Work to complete: Go through the material and tally the lines containing the string "does". Give the total alone.

--- start of Records for the exercise ---

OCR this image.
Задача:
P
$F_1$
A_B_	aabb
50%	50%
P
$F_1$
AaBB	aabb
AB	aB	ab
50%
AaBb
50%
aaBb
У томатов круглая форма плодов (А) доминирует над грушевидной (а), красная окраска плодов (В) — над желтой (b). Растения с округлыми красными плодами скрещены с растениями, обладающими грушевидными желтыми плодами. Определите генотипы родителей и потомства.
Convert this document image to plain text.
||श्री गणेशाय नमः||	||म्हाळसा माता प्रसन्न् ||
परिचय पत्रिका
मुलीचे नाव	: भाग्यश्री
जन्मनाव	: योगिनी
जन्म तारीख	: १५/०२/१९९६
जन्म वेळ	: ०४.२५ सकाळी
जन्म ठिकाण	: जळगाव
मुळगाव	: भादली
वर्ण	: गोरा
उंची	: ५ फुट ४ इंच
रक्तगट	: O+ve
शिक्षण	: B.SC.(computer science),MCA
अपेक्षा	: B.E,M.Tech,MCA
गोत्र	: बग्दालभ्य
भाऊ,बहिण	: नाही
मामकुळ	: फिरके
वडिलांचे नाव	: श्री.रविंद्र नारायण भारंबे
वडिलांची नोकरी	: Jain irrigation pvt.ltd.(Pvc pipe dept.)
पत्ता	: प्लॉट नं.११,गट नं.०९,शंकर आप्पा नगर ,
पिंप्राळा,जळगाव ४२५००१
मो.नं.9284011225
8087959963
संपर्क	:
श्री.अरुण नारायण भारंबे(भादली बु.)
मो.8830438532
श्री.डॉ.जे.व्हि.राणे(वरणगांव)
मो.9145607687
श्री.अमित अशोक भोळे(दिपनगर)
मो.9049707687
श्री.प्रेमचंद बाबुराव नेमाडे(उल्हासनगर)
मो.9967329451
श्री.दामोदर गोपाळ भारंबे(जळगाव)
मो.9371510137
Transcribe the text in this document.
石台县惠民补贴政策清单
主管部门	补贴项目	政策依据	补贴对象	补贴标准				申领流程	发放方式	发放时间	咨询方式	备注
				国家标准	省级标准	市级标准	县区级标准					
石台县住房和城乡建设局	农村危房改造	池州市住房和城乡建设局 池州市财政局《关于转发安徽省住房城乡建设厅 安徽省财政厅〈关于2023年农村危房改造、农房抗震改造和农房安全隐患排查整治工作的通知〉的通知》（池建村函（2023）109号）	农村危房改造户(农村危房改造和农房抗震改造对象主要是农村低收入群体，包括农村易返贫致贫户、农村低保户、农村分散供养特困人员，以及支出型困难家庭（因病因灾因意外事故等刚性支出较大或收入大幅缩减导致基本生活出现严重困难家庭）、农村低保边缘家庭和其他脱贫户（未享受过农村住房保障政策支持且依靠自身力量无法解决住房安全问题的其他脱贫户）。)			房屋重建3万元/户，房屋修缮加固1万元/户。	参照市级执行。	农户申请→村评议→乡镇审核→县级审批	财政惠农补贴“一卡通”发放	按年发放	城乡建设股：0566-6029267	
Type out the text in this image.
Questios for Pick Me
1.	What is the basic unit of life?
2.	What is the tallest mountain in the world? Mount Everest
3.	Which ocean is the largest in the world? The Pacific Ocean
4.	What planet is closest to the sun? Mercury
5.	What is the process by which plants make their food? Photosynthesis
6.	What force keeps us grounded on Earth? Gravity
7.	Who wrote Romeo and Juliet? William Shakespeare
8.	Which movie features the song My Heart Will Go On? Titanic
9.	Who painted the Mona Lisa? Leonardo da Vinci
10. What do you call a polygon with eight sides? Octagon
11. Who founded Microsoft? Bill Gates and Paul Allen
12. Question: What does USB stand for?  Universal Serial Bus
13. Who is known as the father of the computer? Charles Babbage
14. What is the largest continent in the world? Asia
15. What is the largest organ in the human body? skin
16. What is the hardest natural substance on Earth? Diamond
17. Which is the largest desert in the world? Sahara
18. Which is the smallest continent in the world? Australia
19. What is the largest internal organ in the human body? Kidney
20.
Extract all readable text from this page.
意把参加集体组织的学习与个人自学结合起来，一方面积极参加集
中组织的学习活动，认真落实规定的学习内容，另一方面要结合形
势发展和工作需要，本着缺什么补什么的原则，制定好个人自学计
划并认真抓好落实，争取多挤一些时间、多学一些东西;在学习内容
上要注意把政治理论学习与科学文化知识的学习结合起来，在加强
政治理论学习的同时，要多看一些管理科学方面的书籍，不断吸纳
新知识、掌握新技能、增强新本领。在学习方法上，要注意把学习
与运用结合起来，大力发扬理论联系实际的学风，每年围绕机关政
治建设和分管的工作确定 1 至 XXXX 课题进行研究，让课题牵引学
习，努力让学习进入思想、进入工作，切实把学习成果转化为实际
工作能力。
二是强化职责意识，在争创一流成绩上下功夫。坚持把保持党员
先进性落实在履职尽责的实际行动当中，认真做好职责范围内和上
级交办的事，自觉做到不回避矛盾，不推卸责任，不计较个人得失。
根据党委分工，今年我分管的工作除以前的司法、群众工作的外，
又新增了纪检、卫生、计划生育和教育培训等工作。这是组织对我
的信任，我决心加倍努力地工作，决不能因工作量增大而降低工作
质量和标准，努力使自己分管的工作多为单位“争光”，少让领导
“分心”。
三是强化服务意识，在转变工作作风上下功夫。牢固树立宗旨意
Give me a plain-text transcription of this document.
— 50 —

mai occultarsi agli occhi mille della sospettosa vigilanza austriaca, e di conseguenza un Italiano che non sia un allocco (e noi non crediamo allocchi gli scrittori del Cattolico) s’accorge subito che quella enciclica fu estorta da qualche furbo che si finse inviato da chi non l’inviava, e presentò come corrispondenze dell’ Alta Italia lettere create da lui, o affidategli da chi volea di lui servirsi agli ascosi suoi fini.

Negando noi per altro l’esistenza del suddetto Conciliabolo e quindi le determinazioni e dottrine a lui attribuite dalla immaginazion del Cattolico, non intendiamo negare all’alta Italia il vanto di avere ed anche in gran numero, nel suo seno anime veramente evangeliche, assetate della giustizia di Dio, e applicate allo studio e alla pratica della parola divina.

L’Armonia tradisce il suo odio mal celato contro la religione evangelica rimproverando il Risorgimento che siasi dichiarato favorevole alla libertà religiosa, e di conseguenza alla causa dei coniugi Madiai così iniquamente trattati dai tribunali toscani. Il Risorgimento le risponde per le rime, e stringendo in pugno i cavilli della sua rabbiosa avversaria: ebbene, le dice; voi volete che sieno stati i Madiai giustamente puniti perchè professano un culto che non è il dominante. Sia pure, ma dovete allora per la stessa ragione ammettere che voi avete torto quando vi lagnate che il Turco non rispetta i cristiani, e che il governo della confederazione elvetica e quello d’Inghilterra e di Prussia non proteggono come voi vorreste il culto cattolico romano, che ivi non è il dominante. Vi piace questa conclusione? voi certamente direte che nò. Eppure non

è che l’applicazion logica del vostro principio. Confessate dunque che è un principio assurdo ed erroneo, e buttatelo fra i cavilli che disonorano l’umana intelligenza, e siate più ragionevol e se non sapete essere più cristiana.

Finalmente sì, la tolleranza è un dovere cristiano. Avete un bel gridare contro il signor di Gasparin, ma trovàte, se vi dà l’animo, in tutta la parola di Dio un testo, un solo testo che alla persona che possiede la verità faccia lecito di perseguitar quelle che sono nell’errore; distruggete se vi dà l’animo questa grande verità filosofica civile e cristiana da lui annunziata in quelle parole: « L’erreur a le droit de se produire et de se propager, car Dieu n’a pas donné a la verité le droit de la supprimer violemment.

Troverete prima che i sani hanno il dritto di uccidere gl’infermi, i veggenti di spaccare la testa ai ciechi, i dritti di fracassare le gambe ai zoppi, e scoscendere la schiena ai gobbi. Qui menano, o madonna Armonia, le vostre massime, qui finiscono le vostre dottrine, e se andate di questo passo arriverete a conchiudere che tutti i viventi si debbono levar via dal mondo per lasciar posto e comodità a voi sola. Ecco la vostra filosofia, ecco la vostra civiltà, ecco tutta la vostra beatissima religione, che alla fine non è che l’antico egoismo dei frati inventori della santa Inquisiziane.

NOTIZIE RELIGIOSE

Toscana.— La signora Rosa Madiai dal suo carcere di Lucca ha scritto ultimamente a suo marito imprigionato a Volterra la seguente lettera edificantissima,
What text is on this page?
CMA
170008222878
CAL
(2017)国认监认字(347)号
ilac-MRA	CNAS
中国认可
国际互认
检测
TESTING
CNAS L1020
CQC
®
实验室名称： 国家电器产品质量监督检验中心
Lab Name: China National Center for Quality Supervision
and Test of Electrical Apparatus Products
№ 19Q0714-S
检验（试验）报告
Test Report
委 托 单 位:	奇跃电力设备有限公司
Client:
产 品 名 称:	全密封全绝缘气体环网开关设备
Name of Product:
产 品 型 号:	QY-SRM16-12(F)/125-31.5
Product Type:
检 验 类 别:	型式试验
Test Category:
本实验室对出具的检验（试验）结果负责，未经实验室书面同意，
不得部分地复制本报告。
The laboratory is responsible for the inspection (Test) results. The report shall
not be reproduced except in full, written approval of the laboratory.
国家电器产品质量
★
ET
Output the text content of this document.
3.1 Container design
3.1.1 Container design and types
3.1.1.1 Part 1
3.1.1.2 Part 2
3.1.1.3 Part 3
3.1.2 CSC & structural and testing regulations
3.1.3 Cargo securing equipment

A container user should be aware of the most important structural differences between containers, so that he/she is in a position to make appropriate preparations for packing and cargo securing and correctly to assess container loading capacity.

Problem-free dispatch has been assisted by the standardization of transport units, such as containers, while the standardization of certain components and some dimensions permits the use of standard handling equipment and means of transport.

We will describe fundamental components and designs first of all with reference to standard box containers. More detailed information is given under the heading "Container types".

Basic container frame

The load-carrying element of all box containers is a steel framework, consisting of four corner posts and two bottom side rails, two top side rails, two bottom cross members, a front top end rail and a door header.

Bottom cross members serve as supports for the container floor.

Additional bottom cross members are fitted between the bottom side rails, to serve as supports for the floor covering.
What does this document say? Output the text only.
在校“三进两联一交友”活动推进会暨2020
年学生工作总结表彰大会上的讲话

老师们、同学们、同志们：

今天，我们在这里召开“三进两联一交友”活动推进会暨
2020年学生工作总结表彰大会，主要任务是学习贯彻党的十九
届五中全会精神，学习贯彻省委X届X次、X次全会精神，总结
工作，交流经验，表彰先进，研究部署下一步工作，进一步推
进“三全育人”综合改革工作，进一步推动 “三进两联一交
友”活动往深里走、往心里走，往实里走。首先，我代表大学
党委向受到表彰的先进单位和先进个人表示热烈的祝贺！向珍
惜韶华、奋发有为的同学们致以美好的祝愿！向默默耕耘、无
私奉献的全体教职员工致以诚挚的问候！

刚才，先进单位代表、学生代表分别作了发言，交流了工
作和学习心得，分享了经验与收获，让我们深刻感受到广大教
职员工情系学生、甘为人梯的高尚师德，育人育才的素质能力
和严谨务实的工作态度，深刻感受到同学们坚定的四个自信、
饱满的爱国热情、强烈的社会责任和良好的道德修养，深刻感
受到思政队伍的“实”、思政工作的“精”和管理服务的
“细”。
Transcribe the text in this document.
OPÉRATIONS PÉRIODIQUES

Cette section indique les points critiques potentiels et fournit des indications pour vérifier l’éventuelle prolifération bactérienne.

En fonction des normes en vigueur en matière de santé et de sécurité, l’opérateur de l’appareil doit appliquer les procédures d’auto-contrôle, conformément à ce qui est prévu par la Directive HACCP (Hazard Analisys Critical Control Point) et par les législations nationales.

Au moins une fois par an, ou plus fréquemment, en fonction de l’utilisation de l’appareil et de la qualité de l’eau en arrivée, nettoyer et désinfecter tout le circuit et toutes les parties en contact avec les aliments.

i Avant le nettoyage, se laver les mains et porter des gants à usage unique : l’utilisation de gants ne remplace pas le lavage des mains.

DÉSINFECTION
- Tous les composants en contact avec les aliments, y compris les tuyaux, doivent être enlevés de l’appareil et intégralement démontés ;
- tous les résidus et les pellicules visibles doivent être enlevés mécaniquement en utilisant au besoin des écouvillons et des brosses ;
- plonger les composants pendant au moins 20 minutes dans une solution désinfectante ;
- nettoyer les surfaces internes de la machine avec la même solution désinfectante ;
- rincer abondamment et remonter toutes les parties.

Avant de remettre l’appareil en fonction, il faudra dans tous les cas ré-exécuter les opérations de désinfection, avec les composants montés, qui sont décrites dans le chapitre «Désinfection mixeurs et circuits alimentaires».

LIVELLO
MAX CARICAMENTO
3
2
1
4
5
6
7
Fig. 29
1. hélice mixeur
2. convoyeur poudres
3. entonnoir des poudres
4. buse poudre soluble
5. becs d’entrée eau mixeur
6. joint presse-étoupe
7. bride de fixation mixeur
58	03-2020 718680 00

--- end of Records for the exercise ---

Exercise output: 2